AIM
Count the lines containing "family". Give the number alone.

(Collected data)
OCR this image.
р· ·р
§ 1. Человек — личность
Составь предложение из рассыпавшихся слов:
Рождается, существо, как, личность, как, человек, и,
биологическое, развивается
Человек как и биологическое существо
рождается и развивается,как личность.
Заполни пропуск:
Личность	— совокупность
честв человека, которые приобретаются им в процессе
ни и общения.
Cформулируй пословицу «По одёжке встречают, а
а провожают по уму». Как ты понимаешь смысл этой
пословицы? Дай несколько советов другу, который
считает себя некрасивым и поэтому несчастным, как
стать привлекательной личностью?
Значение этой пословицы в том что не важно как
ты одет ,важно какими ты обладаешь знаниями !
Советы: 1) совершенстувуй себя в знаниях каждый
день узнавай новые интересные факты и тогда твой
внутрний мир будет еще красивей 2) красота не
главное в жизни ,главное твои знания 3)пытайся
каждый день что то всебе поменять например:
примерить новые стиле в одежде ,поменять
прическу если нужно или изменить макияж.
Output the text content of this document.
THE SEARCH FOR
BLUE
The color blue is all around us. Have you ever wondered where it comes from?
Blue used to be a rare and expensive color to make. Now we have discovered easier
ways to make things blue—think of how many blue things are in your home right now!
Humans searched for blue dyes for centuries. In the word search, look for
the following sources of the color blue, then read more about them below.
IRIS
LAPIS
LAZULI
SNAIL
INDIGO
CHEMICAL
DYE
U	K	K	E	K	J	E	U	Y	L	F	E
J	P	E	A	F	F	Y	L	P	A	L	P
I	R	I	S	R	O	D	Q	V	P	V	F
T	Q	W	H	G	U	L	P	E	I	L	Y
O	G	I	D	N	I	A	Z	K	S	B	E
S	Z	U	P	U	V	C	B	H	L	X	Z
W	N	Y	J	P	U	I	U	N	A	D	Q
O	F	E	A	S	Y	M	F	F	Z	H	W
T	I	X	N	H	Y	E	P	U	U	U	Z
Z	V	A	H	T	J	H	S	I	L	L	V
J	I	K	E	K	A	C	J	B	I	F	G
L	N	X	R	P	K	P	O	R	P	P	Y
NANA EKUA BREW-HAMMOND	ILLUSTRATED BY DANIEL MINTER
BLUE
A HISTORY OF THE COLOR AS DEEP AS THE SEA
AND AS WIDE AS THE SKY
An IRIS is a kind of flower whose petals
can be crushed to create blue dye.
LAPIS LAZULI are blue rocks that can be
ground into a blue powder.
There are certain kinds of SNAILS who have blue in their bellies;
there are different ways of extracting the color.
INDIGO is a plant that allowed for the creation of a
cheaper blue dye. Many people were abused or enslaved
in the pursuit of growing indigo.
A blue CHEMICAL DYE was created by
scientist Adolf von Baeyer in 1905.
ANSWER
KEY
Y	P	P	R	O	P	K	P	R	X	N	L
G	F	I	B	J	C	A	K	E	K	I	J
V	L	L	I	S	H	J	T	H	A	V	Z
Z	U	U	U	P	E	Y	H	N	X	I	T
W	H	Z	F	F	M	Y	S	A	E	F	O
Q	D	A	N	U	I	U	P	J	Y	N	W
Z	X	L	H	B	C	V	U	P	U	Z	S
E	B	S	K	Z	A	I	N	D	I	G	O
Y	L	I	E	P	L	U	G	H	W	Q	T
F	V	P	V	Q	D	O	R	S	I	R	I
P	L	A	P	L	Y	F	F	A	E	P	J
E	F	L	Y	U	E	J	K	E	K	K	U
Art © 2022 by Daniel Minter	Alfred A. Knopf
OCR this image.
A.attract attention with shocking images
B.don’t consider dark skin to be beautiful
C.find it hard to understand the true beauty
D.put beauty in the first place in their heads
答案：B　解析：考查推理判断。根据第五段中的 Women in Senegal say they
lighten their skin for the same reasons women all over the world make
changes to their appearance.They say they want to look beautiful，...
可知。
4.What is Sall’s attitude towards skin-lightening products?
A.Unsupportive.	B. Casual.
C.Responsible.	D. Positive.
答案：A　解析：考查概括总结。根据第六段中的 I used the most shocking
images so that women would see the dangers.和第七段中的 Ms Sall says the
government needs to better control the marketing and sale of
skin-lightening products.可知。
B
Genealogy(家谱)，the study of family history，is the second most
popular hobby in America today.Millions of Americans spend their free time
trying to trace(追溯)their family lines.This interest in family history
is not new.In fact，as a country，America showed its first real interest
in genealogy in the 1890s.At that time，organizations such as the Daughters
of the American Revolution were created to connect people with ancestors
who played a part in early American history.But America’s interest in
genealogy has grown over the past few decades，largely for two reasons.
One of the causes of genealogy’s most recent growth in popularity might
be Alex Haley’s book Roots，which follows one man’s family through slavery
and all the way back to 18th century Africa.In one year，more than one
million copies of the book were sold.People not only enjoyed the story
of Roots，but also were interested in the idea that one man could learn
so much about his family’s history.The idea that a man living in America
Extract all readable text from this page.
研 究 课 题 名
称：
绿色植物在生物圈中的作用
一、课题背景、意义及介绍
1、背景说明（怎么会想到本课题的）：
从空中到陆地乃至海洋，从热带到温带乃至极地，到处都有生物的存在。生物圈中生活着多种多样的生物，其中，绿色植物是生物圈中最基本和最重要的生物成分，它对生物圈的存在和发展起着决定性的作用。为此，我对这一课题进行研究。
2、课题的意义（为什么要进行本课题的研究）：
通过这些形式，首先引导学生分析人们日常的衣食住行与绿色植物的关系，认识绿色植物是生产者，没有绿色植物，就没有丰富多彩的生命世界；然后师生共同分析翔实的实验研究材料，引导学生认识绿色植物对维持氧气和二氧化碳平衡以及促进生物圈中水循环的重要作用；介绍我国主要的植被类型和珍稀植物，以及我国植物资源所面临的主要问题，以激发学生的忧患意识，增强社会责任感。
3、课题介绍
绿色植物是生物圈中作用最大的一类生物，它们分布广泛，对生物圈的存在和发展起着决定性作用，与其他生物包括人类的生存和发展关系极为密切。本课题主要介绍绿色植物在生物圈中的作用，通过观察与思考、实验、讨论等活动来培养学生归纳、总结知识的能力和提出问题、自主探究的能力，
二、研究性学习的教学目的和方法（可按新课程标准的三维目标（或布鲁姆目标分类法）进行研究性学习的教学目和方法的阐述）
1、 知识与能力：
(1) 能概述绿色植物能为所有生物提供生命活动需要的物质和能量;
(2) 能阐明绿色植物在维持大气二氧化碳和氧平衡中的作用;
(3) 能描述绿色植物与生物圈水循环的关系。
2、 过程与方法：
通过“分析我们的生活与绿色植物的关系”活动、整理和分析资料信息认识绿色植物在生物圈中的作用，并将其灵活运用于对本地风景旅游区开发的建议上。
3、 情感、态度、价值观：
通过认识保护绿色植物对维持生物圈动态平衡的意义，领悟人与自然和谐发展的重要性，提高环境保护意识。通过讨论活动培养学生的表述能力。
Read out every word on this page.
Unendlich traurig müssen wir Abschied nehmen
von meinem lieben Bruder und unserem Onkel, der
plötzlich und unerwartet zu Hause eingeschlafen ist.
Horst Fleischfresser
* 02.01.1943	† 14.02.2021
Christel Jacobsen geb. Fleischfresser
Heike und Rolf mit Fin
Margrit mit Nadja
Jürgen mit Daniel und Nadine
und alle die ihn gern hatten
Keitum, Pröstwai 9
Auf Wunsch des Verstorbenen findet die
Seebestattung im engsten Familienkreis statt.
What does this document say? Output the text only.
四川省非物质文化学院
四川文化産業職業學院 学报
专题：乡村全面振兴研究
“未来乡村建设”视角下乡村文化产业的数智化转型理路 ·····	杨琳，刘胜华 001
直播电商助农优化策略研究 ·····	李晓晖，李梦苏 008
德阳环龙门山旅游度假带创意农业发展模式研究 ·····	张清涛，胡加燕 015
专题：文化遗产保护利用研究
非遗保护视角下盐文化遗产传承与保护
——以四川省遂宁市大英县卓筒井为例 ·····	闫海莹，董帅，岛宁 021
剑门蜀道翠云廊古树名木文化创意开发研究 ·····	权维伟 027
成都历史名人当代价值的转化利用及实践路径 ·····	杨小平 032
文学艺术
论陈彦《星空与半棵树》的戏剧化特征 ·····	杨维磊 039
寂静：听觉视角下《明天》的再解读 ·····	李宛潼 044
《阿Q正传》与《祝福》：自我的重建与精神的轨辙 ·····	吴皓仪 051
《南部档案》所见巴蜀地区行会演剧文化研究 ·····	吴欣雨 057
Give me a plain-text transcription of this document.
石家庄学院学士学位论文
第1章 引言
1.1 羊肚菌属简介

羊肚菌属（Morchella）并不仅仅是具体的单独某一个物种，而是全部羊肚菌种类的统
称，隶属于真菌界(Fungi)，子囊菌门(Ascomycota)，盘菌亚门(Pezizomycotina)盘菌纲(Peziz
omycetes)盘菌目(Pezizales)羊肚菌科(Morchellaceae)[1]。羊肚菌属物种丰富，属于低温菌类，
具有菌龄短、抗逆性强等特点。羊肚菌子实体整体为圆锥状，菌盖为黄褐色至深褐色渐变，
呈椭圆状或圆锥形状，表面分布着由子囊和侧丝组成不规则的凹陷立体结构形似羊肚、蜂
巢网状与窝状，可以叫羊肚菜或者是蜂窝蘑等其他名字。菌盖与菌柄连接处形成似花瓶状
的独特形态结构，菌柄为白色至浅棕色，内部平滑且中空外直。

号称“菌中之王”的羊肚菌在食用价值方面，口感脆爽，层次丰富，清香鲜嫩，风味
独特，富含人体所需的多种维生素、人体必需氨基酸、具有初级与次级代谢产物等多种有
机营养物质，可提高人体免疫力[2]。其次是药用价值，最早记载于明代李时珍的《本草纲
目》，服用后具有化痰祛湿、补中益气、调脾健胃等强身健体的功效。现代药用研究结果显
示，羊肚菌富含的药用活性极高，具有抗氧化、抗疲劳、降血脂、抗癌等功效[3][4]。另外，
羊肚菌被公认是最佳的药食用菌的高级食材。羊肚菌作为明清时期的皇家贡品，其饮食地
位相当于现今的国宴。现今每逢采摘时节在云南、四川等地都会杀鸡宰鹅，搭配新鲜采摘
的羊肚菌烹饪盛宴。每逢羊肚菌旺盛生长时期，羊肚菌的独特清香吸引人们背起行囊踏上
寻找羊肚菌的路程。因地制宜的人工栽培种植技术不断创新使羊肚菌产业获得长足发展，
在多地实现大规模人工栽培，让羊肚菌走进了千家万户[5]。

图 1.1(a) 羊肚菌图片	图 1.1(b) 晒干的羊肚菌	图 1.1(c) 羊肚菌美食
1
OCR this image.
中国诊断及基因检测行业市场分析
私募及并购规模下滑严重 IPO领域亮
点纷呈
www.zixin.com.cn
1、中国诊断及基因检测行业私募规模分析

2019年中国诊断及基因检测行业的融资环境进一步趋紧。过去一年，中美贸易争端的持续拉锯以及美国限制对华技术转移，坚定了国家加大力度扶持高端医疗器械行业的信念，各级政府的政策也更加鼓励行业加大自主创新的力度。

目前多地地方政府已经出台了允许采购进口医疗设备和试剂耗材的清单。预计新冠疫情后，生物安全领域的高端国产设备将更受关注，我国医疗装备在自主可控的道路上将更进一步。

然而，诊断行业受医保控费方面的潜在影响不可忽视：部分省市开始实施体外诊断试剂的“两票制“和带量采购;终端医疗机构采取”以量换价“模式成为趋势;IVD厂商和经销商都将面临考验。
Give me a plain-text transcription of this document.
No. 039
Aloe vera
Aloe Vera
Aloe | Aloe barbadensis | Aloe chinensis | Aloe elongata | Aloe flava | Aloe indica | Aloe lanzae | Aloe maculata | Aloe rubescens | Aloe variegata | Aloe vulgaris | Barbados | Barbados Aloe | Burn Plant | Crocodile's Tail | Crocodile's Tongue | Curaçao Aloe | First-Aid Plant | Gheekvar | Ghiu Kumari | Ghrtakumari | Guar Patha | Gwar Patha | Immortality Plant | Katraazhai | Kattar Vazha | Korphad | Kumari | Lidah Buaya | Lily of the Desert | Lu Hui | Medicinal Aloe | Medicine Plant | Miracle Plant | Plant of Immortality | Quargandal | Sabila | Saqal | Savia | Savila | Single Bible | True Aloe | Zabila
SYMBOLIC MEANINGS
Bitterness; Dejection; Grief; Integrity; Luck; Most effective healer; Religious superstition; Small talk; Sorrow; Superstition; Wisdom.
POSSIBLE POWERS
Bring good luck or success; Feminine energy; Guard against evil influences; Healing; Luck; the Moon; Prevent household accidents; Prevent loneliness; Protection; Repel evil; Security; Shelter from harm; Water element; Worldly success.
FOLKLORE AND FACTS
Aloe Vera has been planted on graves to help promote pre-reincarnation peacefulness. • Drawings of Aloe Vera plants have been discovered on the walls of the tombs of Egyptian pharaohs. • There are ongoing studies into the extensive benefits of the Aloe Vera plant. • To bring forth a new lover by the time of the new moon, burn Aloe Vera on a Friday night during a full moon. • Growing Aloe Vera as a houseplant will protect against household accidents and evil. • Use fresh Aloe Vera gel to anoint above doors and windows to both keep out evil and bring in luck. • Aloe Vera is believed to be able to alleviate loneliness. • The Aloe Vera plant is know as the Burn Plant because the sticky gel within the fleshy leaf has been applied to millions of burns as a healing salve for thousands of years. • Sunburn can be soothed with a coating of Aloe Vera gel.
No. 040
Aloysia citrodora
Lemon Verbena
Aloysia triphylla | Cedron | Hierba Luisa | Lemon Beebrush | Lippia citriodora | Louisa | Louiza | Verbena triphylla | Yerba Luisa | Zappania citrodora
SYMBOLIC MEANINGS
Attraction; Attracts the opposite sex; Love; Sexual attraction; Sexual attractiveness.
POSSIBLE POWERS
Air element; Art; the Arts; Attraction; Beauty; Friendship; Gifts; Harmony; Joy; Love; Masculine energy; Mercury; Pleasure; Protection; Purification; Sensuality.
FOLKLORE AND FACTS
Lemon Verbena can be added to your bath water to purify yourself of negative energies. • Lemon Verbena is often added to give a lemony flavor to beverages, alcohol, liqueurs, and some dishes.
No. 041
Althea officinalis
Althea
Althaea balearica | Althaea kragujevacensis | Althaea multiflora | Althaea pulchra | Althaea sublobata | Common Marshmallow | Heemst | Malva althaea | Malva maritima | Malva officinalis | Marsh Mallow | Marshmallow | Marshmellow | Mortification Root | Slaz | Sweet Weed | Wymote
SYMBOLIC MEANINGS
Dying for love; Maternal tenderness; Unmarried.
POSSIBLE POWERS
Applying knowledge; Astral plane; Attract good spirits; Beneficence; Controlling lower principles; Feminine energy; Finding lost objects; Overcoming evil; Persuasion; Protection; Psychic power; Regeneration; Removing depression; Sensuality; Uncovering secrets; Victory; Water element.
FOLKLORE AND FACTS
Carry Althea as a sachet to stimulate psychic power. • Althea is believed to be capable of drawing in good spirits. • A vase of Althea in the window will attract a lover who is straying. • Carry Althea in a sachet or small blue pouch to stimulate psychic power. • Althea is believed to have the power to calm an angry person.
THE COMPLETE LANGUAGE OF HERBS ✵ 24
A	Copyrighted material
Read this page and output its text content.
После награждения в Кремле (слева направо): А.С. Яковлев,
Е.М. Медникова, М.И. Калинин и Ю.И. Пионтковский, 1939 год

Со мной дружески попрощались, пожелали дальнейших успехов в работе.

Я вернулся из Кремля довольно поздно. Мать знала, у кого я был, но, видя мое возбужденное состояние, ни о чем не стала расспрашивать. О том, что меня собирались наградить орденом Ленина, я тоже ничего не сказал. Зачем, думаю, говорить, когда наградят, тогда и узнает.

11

EXERCISE SOLUTION
4